Across the entries below, how many lines contain the string "слова"? Give only the count.

>> START Stored records

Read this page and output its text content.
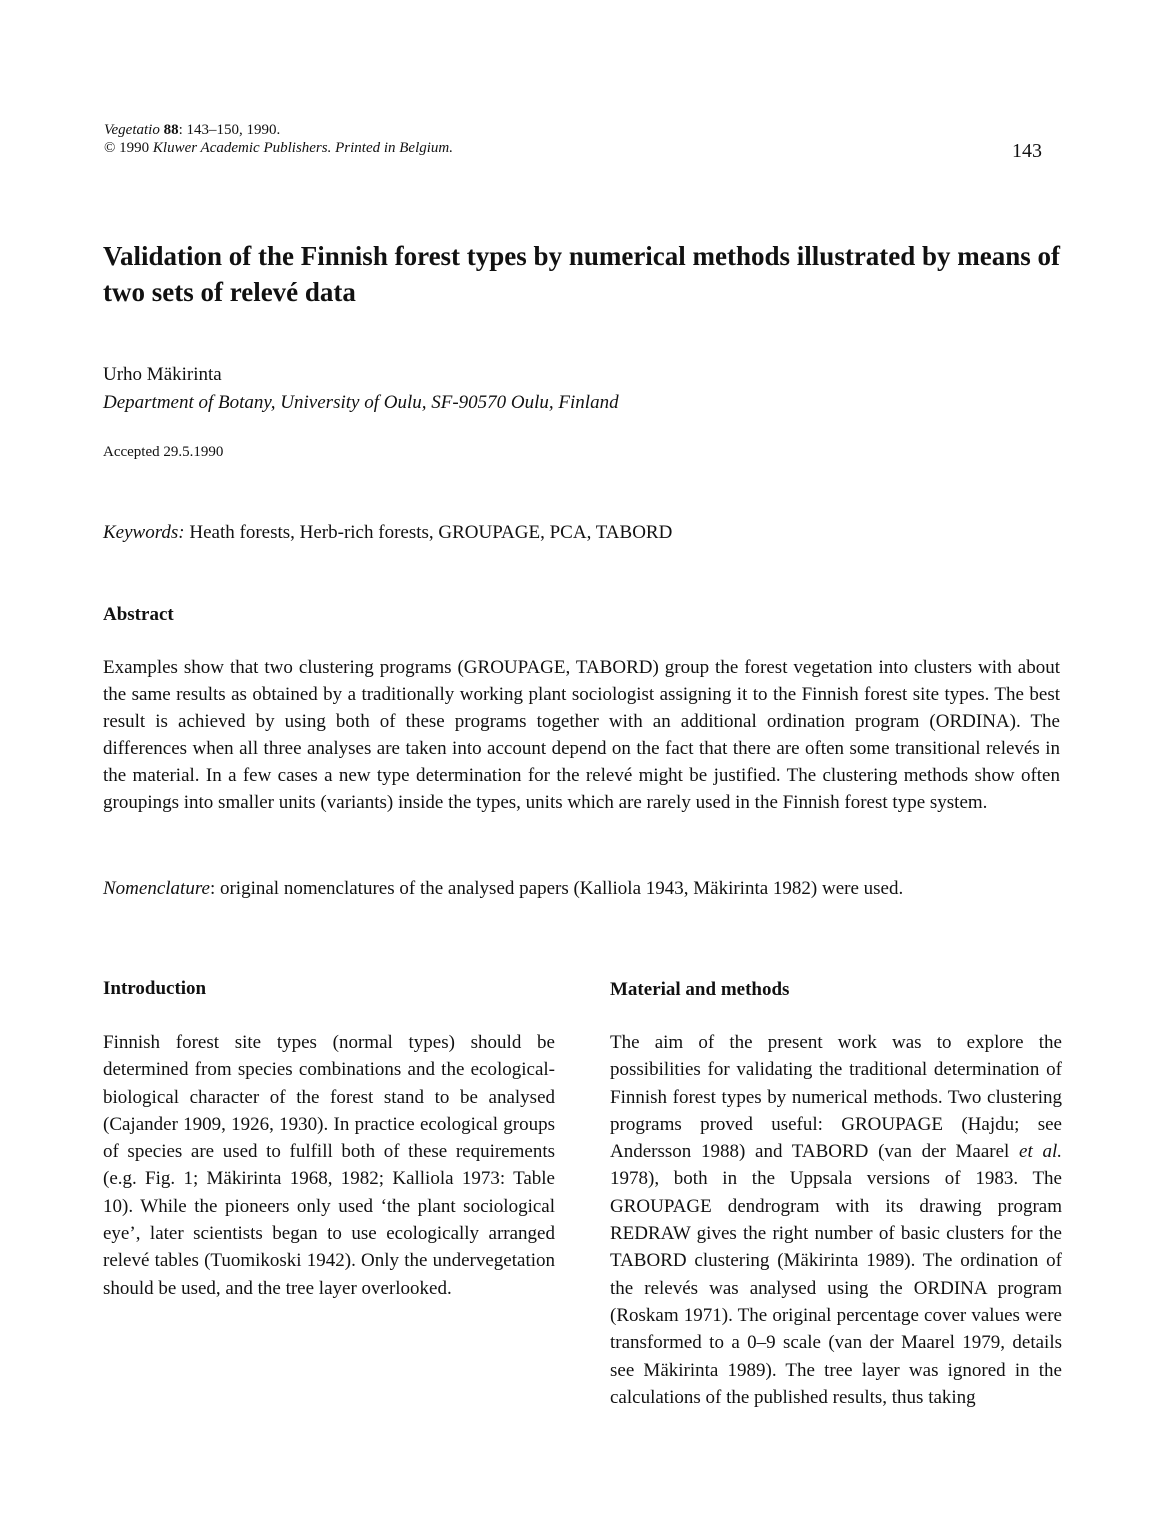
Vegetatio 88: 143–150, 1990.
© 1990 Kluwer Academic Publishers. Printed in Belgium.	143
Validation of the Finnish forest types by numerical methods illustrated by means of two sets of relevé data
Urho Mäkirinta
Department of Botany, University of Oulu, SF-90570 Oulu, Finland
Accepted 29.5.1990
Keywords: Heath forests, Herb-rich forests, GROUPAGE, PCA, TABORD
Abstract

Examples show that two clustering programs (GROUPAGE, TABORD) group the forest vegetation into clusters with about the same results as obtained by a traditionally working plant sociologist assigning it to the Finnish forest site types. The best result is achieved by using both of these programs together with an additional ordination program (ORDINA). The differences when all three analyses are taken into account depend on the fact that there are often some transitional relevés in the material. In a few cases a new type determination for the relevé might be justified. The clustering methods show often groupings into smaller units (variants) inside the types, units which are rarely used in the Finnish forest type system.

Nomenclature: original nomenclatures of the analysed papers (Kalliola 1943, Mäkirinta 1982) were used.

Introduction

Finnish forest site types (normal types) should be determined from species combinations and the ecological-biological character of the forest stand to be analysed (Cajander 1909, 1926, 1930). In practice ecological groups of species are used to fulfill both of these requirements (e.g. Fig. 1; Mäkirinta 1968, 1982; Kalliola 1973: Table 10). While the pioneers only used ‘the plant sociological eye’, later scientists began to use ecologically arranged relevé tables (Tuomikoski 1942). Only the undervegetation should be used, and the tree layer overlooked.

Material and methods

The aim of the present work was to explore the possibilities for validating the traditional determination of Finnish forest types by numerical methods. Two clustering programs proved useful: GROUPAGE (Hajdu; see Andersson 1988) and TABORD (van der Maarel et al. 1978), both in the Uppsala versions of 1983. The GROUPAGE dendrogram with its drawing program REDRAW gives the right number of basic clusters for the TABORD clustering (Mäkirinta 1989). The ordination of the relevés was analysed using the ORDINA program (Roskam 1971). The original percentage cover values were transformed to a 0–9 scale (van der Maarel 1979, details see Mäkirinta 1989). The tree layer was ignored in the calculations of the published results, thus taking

>> END Stored records
>> START Stored records

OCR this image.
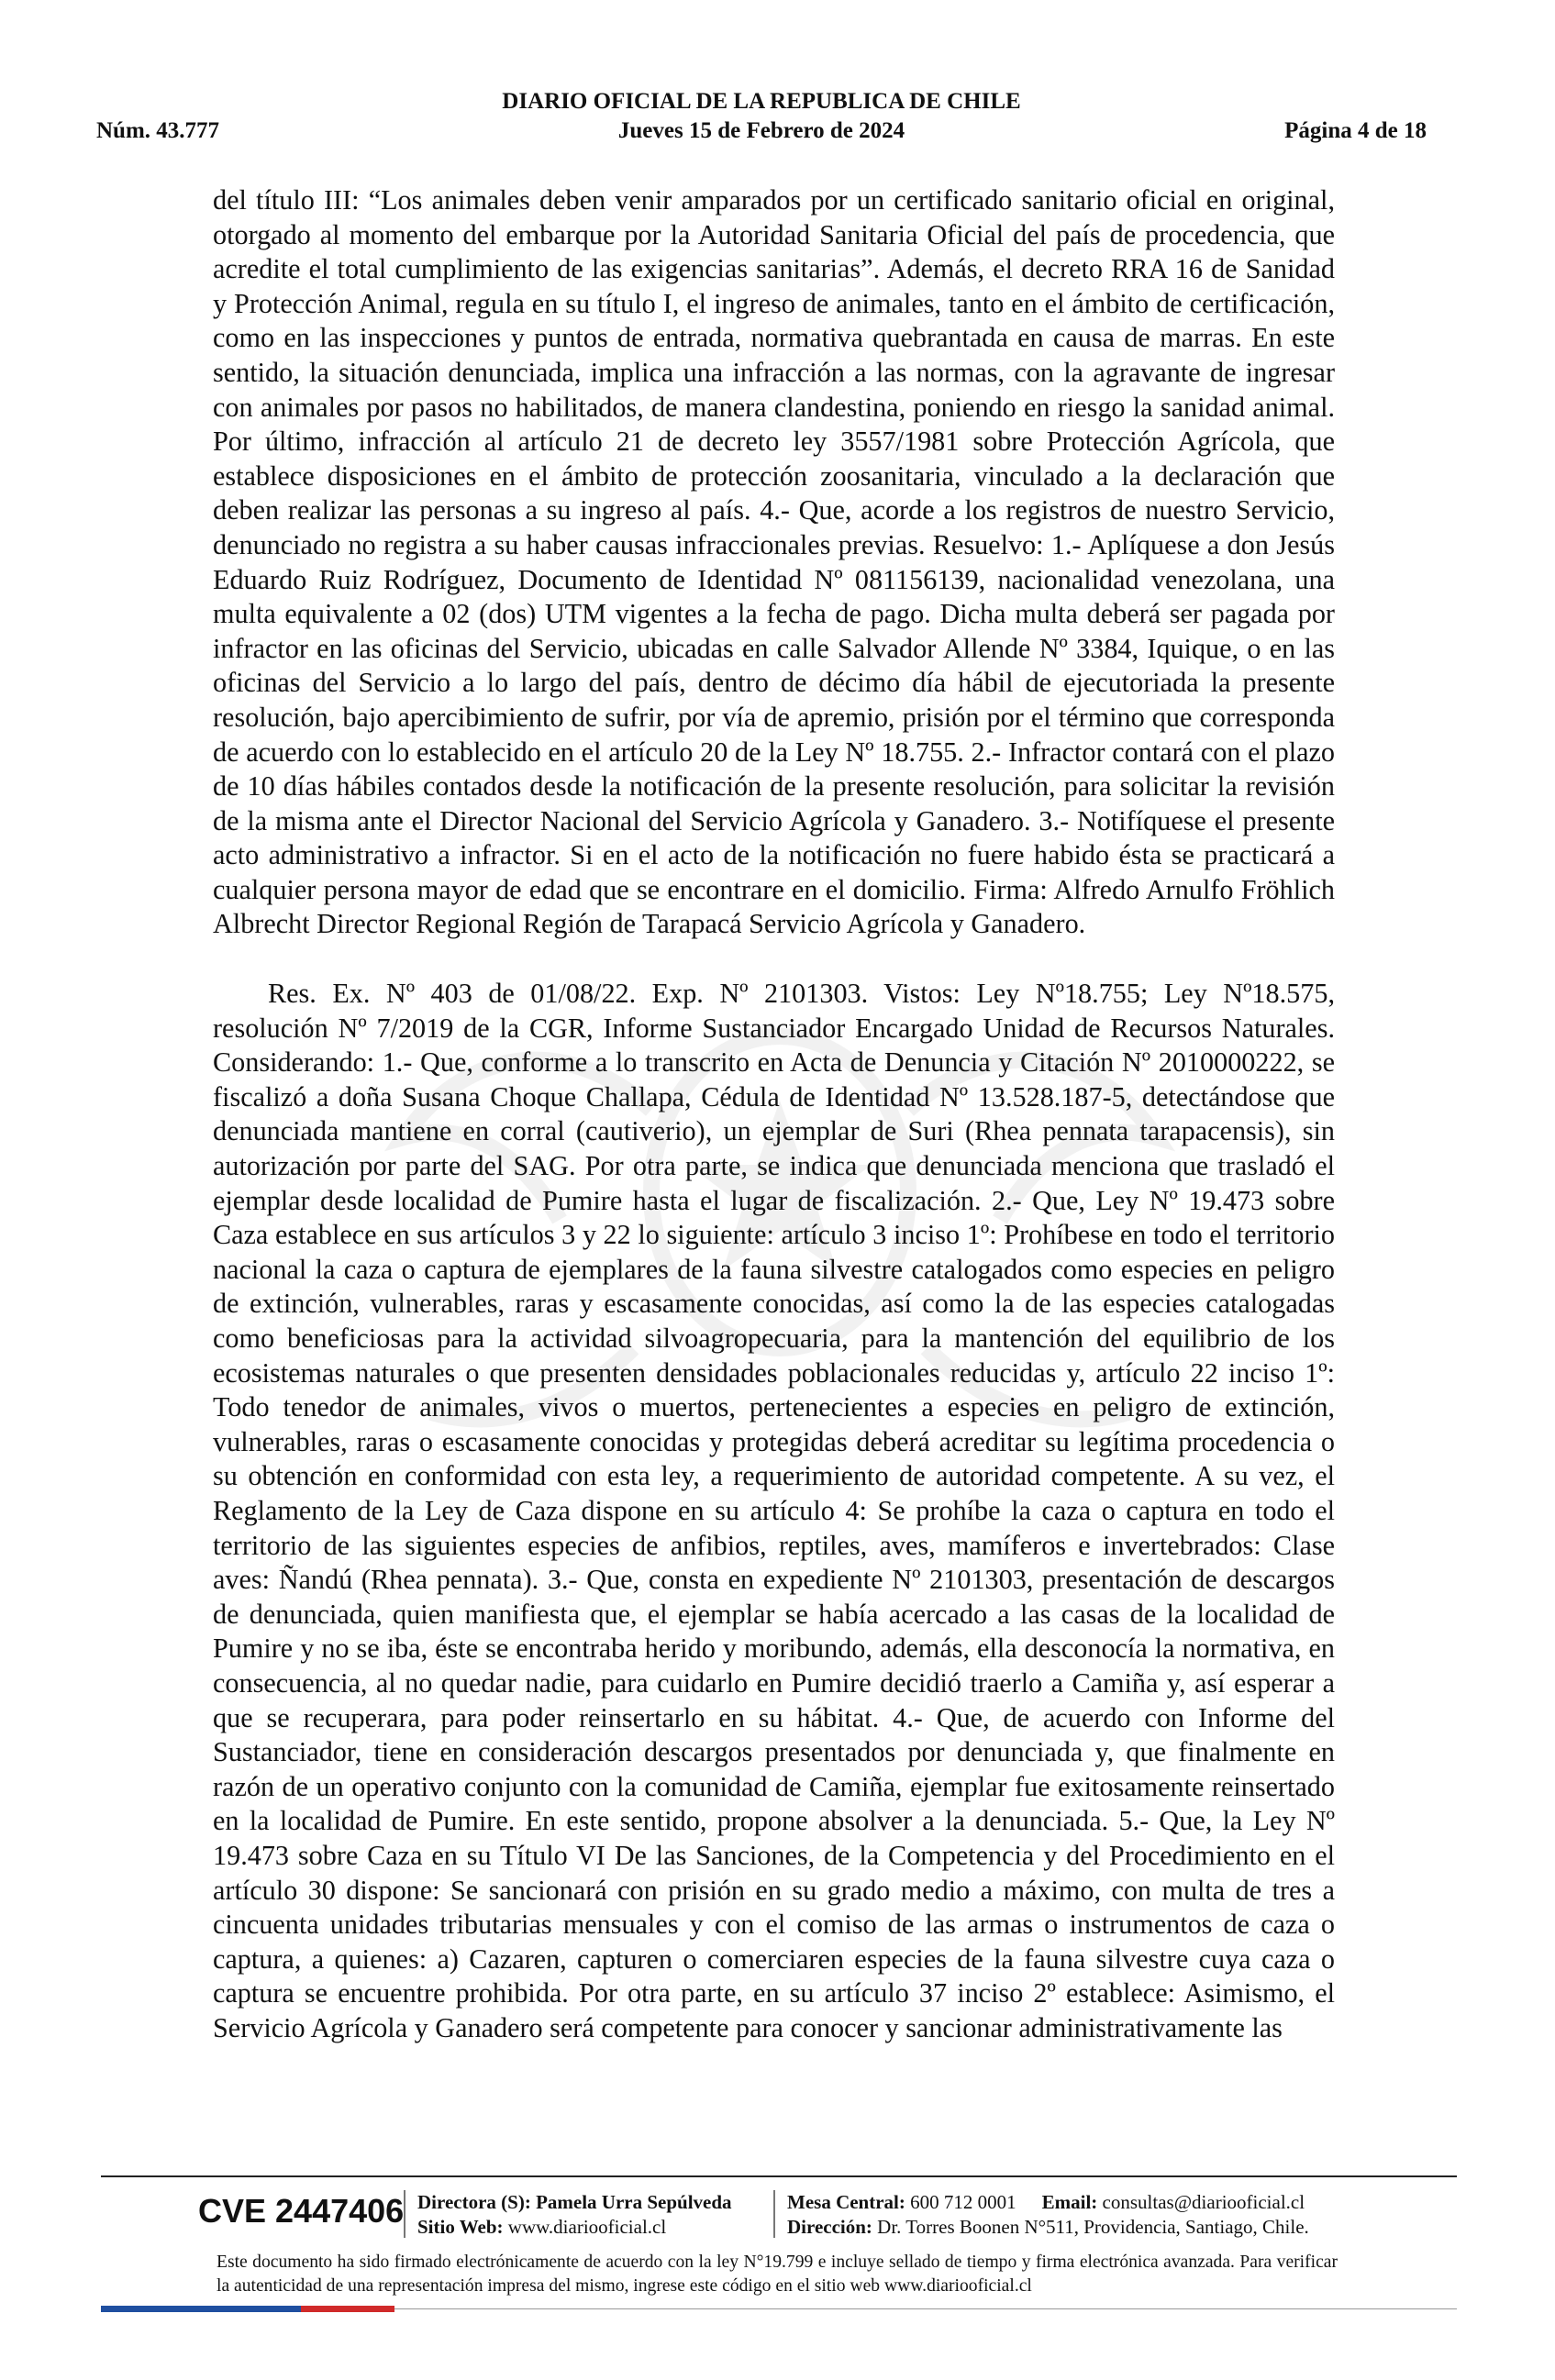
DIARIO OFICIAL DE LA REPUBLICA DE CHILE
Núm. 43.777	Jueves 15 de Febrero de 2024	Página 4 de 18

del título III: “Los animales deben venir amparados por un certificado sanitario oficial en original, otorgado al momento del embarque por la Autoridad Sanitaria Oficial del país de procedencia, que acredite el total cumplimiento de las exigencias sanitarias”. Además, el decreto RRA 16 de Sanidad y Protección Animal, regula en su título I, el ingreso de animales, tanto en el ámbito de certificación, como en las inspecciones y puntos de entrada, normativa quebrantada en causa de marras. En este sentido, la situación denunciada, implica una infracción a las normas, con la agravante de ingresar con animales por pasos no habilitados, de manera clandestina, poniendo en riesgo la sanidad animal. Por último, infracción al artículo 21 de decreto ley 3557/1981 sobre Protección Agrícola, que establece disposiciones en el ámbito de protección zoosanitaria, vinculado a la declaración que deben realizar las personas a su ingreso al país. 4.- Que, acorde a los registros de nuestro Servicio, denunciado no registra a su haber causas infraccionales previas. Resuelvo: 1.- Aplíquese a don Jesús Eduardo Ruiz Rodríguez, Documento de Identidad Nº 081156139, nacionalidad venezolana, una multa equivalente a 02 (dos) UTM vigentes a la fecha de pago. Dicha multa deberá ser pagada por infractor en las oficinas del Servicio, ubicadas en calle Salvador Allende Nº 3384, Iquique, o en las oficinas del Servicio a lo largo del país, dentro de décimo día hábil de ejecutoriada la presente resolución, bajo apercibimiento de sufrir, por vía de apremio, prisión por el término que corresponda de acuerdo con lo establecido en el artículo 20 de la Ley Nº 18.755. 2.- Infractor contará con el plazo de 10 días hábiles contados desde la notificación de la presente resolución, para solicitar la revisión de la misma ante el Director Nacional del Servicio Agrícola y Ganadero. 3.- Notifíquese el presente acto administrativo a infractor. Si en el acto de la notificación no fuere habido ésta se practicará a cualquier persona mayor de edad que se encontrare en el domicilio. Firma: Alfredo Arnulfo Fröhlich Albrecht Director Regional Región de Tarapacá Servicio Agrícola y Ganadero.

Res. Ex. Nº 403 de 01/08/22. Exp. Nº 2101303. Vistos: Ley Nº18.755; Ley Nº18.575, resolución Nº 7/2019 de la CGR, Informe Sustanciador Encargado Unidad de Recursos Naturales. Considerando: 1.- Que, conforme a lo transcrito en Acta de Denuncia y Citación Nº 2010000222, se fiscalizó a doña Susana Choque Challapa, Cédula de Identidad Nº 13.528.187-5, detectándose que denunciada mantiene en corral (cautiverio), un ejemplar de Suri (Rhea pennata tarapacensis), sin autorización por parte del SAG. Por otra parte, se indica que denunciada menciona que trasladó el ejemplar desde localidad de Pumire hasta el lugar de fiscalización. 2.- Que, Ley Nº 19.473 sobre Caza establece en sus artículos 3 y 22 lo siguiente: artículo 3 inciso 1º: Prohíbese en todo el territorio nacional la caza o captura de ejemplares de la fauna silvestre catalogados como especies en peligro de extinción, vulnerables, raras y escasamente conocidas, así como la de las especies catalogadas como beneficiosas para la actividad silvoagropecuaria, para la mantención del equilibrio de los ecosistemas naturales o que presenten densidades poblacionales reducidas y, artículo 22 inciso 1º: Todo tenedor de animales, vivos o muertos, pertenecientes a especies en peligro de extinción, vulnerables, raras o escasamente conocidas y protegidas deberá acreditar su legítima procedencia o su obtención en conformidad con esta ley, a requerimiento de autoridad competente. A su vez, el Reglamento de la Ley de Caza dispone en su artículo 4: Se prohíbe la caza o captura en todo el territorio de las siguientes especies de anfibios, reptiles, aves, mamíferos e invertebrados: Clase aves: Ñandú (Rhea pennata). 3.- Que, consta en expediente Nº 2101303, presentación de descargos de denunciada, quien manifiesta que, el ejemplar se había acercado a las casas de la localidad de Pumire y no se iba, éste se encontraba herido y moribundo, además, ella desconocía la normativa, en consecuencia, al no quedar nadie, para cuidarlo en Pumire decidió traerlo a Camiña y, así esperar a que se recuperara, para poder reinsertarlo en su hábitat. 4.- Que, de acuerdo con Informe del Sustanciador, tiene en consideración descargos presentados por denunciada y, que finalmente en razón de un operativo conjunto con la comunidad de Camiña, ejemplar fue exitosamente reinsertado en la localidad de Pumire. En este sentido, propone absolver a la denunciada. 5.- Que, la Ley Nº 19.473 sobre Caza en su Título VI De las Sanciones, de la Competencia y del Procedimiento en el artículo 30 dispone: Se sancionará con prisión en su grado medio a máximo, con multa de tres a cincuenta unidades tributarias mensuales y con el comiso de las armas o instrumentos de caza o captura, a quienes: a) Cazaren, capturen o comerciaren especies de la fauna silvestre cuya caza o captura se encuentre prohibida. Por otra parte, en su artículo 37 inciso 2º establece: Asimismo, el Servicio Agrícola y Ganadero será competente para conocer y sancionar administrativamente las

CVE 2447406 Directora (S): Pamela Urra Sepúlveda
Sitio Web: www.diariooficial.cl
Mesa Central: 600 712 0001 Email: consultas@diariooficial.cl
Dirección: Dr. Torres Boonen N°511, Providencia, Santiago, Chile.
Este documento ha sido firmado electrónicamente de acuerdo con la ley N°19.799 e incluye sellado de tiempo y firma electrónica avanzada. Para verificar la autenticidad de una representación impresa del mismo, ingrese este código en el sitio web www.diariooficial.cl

>> END Stored records
>> START Stored records

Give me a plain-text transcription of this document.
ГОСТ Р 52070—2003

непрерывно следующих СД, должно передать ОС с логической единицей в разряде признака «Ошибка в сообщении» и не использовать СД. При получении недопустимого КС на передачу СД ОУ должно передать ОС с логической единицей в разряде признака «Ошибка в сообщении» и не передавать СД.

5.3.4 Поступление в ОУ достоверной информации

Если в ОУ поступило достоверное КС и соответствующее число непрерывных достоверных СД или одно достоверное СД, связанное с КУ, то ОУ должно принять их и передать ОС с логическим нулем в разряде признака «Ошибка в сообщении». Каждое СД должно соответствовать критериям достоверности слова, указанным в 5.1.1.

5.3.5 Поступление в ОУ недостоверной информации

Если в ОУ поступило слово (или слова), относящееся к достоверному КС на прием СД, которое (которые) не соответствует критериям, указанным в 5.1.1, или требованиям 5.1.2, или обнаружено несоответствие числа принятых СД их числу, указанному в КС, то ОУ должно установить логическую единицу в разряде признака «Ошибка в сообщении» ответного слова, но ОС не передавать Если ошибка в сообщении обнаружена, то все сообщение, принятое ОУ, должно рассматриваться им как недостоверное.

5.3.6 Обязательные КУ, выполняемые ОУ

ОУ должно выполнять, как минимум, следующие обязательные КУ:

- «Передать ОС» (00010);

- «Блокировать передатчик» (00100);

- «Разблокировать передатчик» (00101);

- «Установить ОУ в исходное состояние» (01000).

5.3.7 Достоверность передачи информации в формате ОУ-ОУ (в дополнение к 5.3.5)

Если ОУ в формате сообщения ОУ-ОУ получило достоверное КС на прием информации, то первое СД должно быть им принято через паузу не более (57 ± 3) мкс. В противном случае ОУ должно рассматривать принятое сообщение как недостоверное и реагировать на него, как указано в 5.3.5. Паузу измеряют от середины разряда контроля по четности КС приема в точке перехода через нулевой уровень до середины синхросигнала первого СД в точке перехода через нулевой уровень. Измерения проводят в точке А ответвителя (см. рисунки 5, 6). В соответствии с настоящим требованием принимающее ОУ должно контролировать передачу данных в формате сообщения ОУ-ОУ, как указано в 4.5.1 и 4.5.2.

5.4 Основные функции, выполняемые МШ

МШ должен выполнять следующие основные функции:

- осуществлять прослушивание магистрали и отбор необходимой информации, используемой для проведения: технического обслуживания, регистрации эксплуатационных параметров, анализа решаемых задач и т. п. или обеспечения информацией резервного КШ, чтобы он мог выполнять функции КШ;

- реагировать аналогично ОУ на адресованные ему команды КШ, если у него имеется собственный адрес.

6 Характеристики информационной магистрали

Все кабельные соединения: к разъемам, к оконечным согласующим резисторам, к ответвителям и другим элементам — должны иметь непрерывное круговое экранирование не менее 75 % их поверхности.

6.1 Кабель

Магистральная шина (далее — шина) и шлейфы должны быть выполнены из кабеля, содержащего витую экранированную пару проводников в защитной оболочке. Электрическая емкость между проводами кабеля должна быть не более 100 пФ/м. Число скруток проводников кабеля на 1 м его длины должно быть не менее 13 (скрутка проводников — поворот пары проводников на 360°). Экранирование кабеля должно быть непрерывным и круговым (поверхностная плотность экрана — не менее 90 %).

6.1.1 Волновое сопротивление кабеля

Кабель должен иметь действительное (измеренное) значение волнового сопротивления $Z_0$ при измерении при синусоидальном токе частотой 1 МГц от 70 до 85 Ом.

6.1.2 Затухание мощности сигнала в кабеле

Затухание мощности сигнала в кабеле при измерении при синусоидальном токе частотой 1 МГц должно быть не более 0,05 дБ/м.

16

>> END Stored records

### Expected answer:
2